> [Selected passage]:
* start *

The Fourth Protocol
- First edition
- Author: Frederick Forsyth
- Language: English
- Genre: Thriller
- Publisher: Hutchinson
- Publication date: August 1984
- Publication place: United Kingdom
- Media type: Print (hardback & paperback)
- Pages: 447
- ISBN: 0-09-158630-5
- OCLC: 59083636

= The Fourth Protocol =

1984 novel by Frederick Forsyth

The Fourth Protocol is a thriller novel by British writer Frederick Forsyth, published in August 1984.

==Etymology==
The title refers to the 1968 Treaty on the Non-Proliferation of Nuclear Weapons, which (at least in the world of the novel) contained four secret protocols. The fourth of these was meant to prohibit non-conventional deliveries of nuclear weapons, i.e. by means other than being dropped from aircraft or carried on ballistic missiles. This included postal delivery or being assembled in secret, close to the target, before being detonated.

* end *

Layout element annotations

* start *

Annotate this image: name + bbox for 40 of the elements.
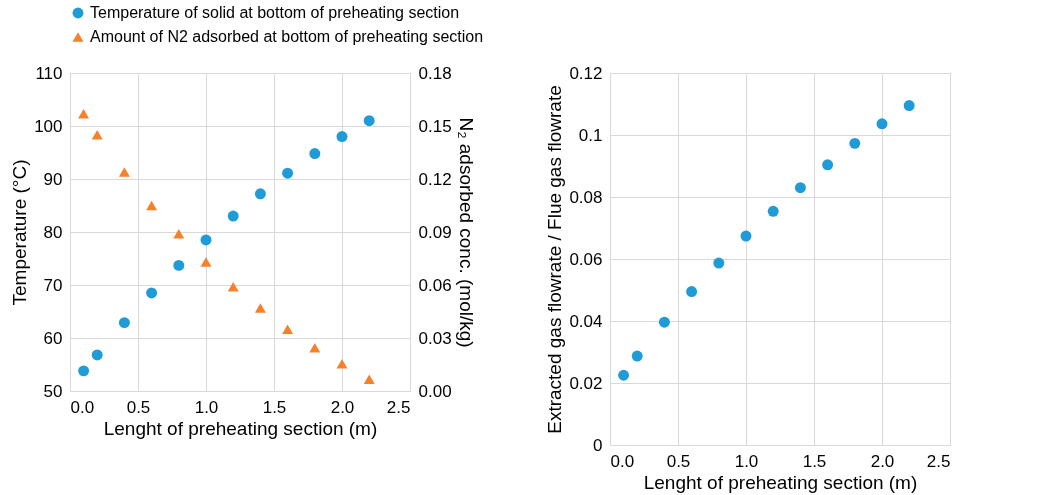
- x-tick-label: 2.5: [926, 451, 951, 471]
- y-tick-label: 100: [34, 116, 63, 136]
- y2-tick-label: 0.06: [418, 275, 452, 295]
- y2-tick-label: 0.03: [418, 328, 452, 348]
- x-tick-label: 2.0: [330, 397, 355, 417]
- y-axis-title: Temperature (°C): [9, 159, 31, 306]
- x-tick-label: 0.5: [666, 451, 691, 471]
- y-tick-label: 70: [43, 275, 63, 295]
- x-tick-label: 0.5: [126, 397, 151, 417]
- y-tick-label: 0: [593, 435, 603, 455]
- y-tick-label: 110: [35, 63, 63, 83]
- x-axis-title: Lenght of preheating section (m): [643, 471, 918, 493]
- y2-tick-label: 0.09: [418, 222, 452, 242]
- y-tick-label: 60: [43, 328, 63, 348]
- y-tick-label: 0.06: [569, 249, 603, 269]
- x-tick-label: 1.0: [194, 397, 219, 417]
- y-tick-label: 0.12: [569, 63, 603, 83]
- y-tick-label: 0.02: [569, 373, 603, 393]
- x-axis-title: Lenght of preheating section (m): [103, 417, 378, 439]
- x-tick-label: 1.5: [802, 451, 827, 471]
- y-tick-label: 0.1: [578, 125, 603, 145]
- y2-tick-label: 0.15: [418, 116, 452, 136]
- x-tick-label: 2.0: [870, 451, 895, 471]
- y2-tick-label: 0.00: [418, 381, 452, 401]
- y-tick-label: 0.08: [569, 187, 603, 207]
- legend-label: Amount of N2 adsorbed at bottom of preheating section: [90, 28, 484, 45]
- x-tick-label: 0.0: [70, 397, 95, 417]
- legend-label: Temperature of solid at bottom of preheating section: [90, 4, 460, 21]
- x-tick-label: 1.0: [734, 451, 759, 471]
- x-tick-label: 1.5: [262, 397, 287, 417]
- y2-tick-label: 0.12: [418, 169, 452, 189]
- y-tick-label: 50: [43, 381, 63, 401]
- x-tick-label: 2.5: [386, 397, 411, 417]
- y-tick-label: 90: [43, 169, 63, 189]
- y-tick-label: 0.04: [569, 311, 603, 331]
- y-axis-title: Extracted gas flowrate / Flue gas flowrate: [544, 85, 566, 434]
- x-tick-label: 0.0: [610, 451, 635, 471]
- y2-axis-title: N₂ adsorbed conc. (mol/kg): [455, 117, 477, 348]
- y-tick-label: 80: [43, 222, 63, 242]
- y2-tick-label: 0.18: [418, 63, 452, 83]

* end *
* start *

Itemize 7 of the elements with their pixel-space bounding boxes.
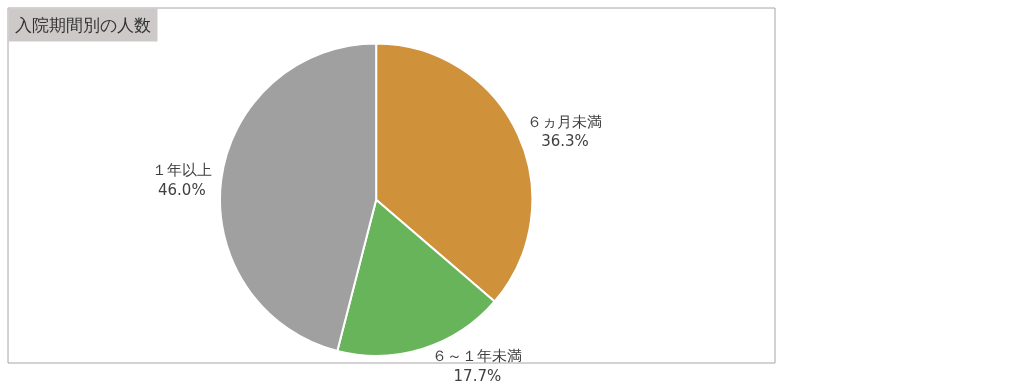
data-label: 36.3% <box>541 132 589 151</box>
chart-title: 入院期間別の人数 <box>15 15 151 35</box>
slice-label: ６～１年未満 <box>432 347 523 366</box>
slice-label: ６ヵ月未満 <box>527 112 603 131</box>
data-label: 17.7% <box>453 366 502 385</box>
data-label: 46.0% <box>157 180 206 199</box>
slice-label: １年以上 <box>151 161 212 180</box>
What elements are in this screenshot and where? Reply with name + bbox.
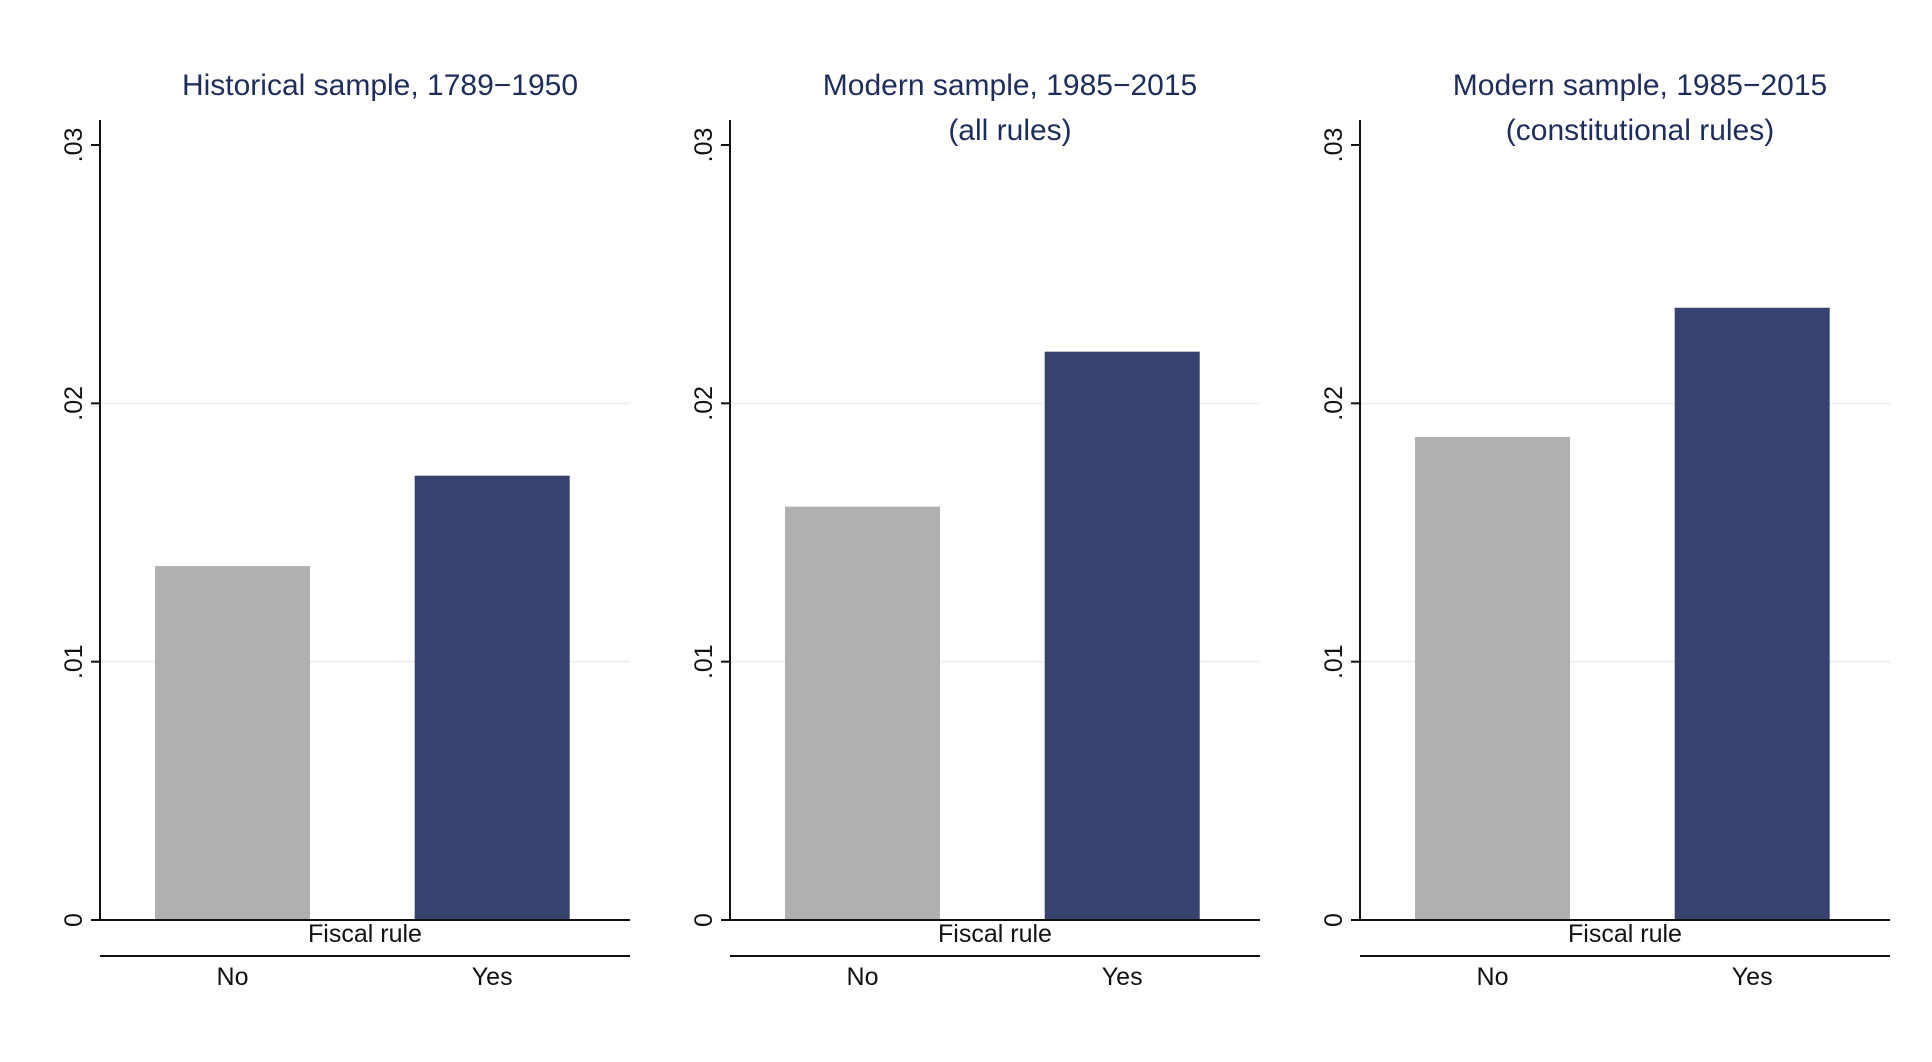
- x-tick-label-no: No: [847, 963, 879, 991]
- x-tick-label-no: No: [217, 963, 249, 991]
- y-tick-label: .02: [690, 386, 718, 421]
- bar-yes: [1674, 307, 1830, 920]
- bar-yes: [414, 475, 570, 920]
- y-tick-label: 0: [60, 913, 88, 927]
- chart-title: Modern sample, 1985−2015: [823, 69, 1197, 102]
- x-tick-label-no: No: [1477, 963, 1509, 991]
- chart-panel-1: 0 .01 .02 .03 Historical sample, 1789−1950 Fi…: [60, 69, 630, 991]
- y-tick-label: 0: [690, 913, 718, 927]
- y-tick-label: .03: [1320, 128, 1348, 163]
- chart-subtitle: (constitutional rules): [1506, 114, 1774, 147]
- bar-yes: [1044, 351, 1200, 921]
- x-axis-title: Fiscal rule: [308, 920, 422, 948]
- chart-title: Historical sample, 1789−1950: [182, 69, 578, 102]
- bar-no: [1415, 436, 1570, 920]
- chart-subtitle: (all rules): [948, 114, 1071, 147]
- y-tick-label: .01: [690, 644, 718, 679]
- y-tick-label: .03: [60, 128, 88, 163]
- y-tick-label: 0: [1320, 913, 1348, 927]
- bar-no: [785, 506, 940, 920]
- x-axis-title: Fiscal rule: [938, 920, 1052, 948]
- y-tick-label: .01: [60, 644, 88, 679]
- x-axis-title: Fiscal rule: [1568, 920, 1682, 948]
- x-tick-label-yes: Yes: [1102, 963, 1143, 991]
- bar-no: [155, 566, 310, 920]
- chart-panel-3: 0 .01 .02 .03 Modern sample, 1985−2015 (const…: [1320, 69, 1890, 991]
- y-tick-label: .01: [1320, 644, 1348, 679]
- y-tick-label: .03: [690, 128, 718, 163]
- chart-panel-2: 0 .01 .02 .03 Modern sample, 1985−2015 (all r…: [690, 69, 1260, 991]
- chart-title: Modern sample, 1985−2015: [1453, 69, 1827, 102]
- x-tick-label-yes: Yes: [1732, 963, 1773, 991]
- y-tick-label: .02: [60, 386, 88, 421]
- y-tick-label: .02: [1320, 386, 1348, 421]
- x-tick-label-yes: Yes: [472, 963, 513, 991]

* end *
* start *

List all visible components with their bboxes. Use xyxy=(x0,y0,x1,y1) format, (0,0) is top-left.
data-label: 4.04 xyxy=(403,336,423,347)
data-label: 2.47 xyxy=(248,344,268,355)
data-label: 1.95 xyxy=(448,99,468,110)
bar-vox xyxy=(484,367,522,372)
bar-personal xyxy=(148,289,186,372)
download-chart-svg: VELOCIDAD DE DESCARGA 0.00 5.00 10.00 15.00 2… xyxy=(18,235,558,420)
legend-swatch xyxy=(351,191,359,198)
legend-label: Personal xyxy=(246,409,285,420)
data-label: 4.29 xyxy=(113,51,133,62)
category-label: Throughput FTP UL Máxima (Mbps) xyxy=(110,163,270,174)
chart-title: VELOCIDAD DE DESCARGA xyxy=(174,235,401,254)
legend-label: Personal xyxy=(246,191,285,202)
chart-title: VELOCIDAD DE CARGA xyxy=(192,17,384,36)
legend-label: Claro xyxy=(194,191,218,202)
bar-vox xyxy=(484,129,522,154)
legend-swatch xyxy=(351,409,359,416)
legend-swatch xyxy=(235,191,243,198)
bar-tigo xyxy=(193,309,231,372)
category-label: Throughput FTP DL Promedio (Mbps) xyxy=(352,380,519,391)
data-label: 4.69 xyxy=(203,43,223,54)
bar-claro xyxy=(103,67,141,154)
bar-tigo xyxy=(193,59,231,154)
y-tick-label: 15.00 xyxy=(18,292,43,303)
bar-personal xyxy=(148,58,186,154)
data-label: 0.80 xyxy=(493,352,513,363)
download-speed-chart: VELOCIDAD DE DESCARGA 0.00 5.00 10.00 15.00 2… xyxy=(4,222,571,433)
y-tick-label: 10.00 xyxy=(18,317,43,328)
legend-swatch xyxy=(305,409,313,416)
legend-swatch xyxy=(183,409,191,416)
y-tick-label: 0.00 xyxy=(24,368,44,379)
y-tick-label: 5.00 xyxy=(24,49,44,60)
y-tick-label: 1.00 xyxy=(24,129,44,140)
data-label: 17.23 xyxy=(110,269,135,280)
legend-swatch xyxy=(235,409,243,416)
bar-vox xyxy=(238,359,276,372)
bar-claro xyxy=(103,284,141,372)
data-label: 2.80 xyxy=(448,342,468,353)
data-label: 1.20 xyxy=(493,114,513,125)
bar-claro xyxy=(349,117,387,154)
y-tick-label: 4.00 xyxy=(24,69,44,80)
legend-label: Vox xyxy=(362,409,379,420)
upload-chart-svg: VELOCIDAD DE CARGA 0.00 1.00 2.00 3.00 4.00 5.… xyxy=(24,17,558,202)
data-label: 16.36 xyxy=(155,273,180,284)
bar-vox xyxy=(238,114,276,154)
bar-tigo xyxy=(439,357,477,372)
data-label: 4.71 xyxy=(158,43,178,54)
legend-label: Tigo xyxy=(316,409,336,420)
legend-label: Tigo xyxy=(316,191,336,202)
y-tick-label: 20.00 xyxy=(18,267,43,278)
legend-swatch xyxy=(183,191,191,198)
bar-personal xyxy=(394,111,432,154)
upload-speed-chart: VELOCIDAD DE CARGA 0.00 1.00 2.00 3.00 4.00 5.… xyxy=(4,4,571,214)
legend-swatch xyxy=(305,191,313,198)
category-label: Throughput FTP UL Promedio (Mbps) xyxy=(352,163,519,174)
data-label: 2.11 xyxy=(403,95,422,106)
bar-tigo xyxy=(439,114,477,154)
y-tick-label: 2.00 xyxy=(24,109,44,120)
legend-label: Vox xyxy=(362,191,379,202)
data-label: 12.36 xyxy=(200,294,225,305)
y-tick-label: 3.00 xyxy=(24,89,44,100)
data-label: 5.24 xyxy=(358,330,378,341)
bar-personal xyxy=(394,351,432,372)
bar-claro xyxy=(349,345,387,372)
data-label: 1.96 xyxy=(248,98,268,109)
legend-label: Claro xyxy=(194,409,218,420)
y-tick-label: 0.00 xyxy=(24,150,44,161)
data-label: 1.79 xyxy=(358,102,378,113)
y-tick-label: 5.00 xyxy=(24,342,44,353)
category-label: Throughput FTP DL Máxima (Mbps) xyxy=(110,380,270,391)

* end *

> [Parts of the exercise]:
• A. In the Fourth Protocol article, list every means of delivering nuclear weapons that the Etymology section mentions.
• B. According to the Fourth Protocol article, which treaty does the novel's title refer to?
• C. Carry on writing the article about The Fourth Protocol from its last sentence.

> [The results]:
• A.
- Dropped from aircraft
- Carried on ballistic missiles
- Postal delivery
- Assembled in secret close to the target before being detonated

• B. The 1968 Treaty on the Non-Proliferation of Nuclear Weapons.

• C.
==Plot==
On New Year's Eve 1986, professional thief James Rawlings breaks into the apartment of a senior civil servant and inadvertently discovers stolen top secret documents. While a notorious and infamous criminal, he is patriotic enough to anonymously send the documents to MI5 so that they might locate the traitor.

In Moscow, British defector Kim Philby drafts a memorandum for the Soviet General Secretary stating that, should the Labour Party win the next general election in the United Kingdom (scheduled for sometime in the subsequent eighteen months), the "hard left" of the party will oust the moderate populist Neil Kinnock in favour of a radical new leader who will adopt a true Marxist-Leninist manifesto, including the expulsion of all American forces from the United Kingdom and the country's withdrawal from (and repudiation of) NATO. In conjunction with a GRU general, an academic named Krilov, and a chess grandmaster and experienced strategist, they devise "Plan Aurora" to secure a Labour victory by exploiting the party's support for unilateral disarmament.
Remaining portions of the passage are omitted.